(Dataset records)

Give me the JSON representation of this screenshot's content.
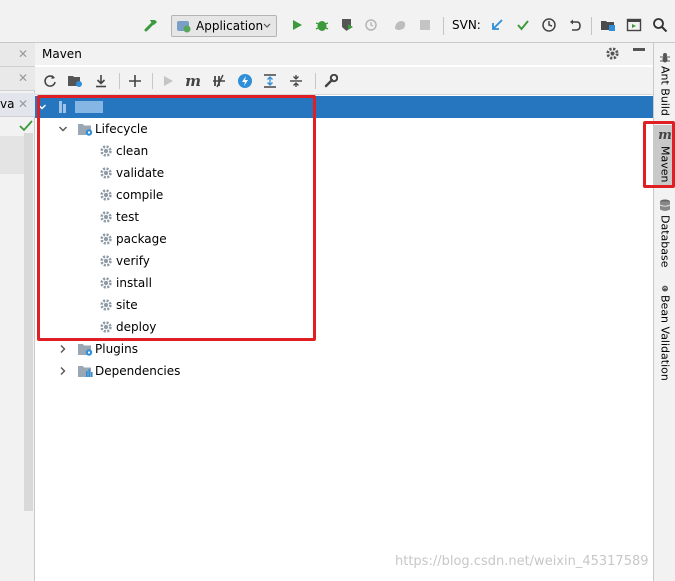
{
  "toolbar": {
    "run_config": "Application",
    "svn_label": "SVN:"
  },
  "maven": {
    "title": "Maven",
    "tree": {
      "project_name": "",
      "lifecycle_label": "Lifecycle",
      "lifecycle_goals": [
        "clean",
        "validate",
        "compile",
        "test",
        "package",
        "verify",
        "install",
        "site",
        "deploy"
      ],
      "plugins_label": "Plugins",
      "dependencies_label": "Dependencies"
    }
  },
  "left_strip": {
    "tab_fragment": "va"
  },
  "right_tabs": {
    "ant_build": "Ant Build",
    "maven": "Maven",
    "database": "Database",
    "bean_validation": "Bean Validation"
  },
  "watermark": "https://blog.csdn.net/weixin_45317589",
  "colors": {
    "selection": "#2675bf",
    "highlight_box": "#e01f24",
    "run_green": "#3c9a3c",
    "info_blue": "#2f8fd8"
  }
}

▸ Task statement
Make an exact copy of the data, leaving its pictures out.

▸ Output
Give me the JSON representation of this screenshot's content.
{
  "toolbar": {
    "run_config": "Application",
    "svn_label": "SVN:"
  },
  "maven": {
    "title": "Maven",
    "tree": {
      "project_name": "",
      "lifecycle_label": "Lifecycle",
      "lifecycle_goals": [
        "clean",
        "validate",
        "compile",
        "test",
        "package",
        "verify",
        "install",
        "site",
        "deploy"
      ],
      "plugins_label": "Plugins",
      "dependencies_label": "Dependencies"
    }
  },
  "left_strip": {
    "tab_fragment": "va"
  },
  "right_tabs": {
    "ant_build": "Ant Build",
    "maven": "Maven",
    "database": "Database",
    "bean_validation": "Bean Validation"
  },
  "watermark": "https://blog.csdn.net/weixin_45317589",
  "colors": {
    "selection": "#2675bf",
    "highlight_box": "#e01f24",
    "run_green": "#3c9a3c",
    "info_blue": "#2f8fd8"
  }
}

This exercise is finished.